Work to complete: Reproduce all lines of the listing below in which the word "xlabel" occurs.

*** Provided data ***

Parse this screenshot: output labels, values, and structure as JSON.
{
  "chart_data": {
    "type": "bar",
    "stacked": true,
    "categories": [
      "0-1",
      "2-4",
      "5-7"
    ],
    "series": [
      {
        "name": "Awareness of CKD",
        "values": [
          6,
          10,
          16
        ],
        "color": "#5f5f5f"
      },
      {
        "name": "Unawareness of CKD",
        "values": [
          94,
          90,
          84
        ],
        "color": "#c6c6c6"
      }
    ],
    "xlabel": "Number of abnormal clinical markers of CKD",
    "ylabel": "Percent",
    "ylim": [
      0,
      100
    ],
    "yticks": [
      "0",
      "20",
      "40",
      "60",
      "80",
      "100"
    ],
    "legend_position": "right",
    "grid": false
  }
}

***
*** Provided data ***

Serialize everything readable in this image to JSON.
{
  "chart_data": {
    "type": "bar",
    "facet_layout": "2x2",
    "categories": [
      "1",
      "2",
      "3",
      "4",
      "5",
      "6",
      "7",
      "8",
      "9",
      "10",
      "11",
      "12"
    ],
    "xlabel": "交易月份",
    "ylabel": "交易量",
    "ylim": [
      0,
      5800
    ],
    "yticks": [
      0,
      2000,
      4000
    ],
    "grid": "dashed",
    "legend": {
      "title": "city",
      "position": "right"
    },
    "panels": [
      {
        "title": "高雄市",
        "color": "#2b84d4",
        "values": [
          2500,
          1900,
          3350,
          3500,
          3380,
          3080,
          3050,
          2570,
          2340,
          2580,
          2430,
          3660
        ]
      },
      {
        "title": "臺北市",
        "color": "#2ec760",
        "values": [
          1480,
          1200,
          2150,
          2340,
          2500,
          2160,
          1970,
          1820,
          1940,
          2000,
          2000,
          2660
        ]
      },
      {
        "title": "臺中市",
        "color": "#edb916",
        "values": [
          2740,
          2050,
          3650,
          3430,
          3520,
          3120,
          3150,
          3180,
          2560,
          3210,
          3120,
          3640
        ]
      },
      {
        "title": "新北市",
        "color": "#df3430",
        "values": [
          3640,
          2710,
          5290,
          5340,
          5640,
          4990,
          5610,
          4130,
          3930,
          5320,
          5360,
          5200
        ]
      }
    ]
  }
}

***
*** Provided data ***

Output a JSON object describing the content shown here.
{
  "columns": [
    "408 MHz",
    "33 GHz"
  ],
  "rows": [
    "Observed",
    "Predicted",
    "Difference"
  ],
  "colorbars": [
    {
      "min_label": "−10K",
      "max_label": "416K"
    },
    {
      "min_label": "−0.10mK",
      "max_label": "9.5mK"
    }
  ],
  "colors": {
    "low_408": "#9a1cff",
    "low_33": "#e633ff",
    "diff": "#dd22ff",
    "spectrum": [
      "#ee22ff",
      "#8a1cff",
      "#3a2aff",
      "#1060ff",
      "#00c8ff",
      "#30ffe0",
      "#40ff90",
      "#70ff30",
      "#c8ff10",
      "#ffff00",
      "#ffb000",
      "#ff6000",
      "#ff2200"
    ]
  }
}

***

Exercise solution:
    "xlabel": "Number of abnormal clinical markers of CKD",
    "xlabel": "交易月份",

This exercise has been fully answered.